# The request
Each entry has to be copied exactly, with nothing missed.
--- Begin Input ---
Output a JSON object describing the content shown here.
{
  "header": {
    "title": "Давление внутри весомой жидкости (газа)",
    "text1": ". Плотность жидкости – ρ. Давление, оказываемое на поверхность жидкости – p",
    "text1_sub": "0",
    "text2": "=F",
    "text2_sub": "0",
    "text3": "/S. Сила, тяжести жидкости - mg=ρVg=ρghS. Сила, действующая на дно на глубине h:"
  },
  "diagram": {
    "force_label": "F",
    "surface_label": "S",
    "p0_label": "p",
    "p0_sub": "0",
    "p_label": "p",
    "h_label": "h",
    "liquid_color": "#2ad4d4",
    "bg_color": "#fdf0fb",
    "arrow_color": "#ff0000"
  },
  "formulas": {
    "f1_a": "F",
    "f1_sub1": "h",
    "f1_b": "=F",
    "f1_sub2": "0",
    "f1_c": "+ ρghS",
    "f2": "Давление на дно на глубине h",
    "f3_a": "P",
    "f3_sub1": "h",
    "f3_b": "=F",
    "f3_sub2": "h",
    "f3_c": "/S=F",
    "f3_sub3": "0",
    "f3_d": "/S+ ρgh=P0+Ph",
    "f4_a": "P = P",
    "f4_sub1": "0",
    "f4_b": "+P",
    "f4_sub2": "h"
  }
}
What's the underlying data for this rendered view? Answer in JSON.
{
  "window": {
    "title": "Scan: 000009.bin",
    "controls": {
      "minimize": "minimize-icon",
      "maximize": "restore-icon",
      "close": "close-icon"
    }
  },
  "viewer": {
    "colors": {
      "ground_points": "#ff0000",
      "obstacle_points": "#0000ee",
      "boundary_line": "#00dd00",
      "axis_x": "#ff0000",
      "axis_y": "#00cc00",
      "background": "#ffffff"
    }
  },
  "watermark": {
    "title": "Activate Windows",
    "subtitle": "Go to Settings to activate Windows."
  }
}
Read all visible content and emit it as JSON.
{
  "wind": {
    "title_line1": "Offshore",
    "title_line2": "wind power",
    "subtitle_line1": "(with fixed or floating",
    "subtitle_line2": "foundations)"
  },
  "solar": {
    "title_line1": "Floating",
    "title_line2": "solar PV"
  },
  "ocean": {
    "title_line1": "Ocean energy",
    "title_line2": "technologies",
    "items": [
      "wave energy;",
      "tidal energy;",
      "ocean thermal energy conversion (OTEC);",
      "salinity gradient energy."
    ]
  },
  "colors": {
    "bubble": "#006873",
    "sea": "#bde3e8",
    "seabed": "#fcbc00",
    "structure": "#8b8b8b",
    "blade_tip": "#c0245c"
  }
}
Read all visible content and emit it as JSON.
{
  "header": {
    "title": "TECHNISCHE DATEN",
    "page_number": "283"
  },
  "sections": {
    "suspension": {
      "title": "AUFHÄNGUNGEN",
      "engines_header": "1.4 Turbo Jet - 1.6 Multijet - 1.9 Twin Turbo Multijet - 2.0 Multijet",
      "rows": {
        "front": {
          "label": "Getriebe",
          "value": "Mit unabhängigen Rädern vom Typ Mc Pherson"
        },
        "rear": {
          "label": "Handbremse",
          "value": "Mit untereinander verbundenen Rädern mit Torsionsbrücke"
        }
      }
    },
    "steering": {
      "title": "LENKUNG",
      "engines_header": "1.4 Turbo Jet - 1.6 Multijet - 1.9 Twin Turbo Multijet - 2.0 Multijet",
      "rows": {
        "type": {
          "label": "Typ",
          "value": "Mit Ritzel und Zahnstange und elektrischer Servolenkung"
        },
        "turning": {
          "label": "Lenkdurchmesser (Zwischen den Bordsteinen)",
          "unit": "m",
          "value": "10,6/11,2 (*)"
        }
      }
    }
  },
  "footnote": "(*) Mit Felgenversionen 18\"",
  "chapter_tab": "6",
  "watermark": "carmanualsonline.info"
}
--- End Input ---
# Answer to this problem
Output a JSON object describing the content shown here.
{
  "header": {
    "title": "Давление внутри весомой жидкости (газа)",
    "text1": ". Плотность жидкости – ρ. Давление, оказываемое на поверхность жидкости – p",
    "text1_sub": "0",
    "text2": "=F",
    "text2_sub": "0",
    "text3": "/S. Сила, тяжести жидкости - mg=ρVg=ρghS. Сила, действующая на дно на глубине h:"
  },
  "diagram": {
    "force_label": "F",
    "surface_label": "S",
    "p0_label": "p",
    "p0_sub": "0",
    "p_label": "p",
    "h_label": "h",
    "liquid_color": "#2ad4d4",
    "bg_color": "#fdf0fb",
    "arrow_color": "#ff0000"
  },
  "formulas": {
    "f1_a": "F",
    "f1_sub1": "h",
    "f1_b": "=F",
    "f1_sub2": "0",
    "f1_c": "+ ρghS",
    "f2": "Давление на дно на глубине h",
    "f3_a": "P",
    "f3_sub1": "h",
    "f3_b": "=F",
    "f3_sub2": "h",
    "f3_c": "/S=F",
    "f3_sub3": "0",
    "f3_d": "/S+ ρgh=P0+Ph",
    "f4_a": "P = P",
    "f4_sub1": "0",
    "f4_b": "+P",
    "f4_sub2": "h"
  }
}
What's the underlying data for this rendered view? Answer in JSON.
{
  "window": {
    "title": "Scan: 000009.bin",
    "controls": {
      "minimize": "minimize-icon",
      "maximize": "restore-icon",
      "close": "close-icon"
    }
  },
  "viewer": {
    "colors": {
      "ground_points": "#ff0000",
      "obstacle_points": "#0000ee",
      "boundary_line": "#00dd00",
      "axis_x": "#ff0000",
      "axis_y": "#00cc00",
      "background": "#ffffff"
    }
  },
  "watermark": {
    "title": "Activate Windows",
    "subtitle": "Go to Settings to activate Windows."
  }
}
Read all visible content and emit it as JSON.
{
  "wind": {
    "title_line1": "Offshore",
    "title_line2": "wind power",
    "subtitle_line1": "(with fixed or floating",
    "subtitle_line2": "foundations)"
  },
  "solar": {
    "title_line1": "Floating",
    "title_line2": "solar PV"
  },
  "ocean": {
    "title_line1": "Ocean energy",
    "title_line2": "technologies",
    "items": [
      "wave energy;",
      "tidal energy;",
      "ocean thermal energy conversion (OTEC);",
      "salinity gradient energy."
    ]
  },
  "colors": {
    "bubble": "#006873",
    "sea": "#bde3e8",
    "seabed": "#fcbc00",
    "structure": "#8b8b8b",
    "blade_tip": "#c0245c"
  }
}
Read all visible content and emit it as JSON.
{
  "header": {
    "title": "TECHNISCHE DATEN",
    "page_number": "283"
  },
  "sections": {
    "suspension": {
      "title": "AUFHÄNGUNGEN",
      "engines_header": "1.4 Turbo Jet - 1.6 Multijet - 1.9 Twin Turbo Multijet - 2.0 Multijet",
      "rows": {
        "front": {
          "label": "Getriebe",
          "value": "Mit unabhängigen Rädern vom Typ Mc Pherson"
        },
        "rear": {
          "label": "Handbremse",
          "value": "Mit untereinander verbundenen Rädern mit Torsionsbrücke"
        }
      }
    },
    "steering": {
      "title": "LENKUNG",
      "engines_header": "1.4 Turbo Jet - 1.6 Multijet - 1.9 Twin Turbo Multijet - 2.0 Multijet",
      "rows": {
        "type": {
          "label": "Typ",
          "value": "Mit Ritzel und Zahnstange und elektrischer Servolenkung"
        },
        "turning": {
          "label": "Lenkdurchmesser (Zwischen den Bordsteinen)",
          "unit": "m",
          "value": "10,6/11,2 (*)"
        }
      }
    }
  },
  "footnote": "(*) Mit Felgenversionen 18\"",
  "chapter_tab": "6",
  "watermark": "carmanualsonline.info"
}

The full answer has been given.